Stored entries
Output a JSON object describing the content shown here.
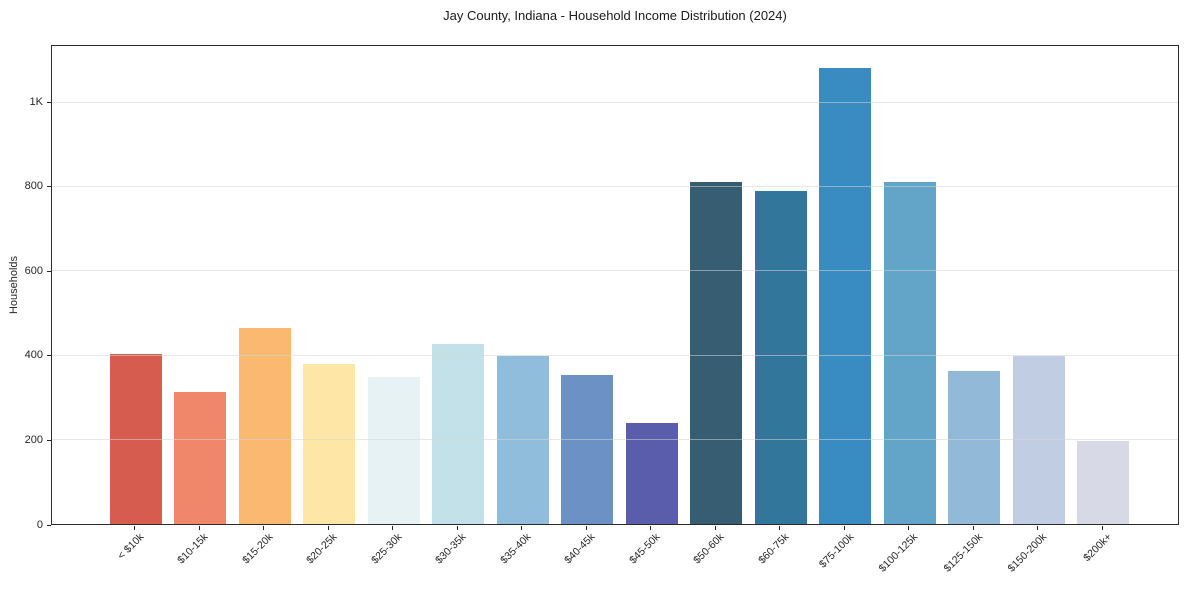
{
  "chart_data": {
    "type": "bar",
    "title": "Jay County, Indiana - Household Income Distribution (2024)",
    "xlabel": "",
    "ylabel": "Households",
    "categories": [
      "< $10k",
      "$10-15k",
      "$15-20k",
      "$20-25k",
      "$25-30k",
      "$30-35k",
      "$35-40k",
      "$40-45k",
      "$45-50k",
      "$50-60k",
      "$60-75k",
      "$75-100k",
      "$100-125k",
      "$125-150k",
      "$150-200k",
      "$200k+"
    ],
    "values": [
      403,
      313,
      466,
      379,
      348,
      427,
      400,
      353,
      240,
      813,
      790,
      1083,
      813,
      363,
      398,
      196
    ],
    "bar_colors": [
      "#d65c4f",
      "#f0876a",
      "#fbb871",
      "#fde6a6",
      "#e7f2f5",
      "#c3e1e9",
      "#91bddc",
      "#6c92c5",
      "#5a5dab",
      "#365d72",
      "#33769c",
      "#398cc2",
      "#63a5c9",
      "#93b9d9",
      "#c1cde3",
      "#d8d9e7"
    ],
    "y_ticks": [
      {
        "value": 0,
        "label": "0"
      },
      {
        "value": 200,
        "label": "200"
      },
      {
        "value": 400,
        "label": "400"
      },
      {
        "value": 600,
        "label": "600"
      },
      {
        "value": 800,
        "label": "800"
      },
      {
        "value": 1000,
        "label": "1K"
      }
    ],
    "ylim": [
      0,
      1135
    ],
    "grid": "horizontal",
    "legend": "none",
    "style": {
      "background": "#ffffff",
      "spine_color": "#2b2b2b",
      "grid_color": "#e8e8e8",
      "text_color": "#262626"
    }
  }
}
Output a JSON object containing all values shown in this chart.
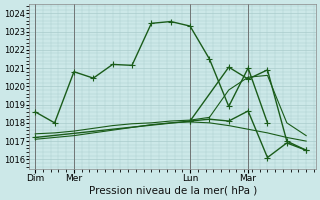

EXERCISE GOAL:
Look through the entries and return every line where "values" appears.

EXPECTED ANSWER:
    "values": [
Output a JSON object containing all values shown in this chart.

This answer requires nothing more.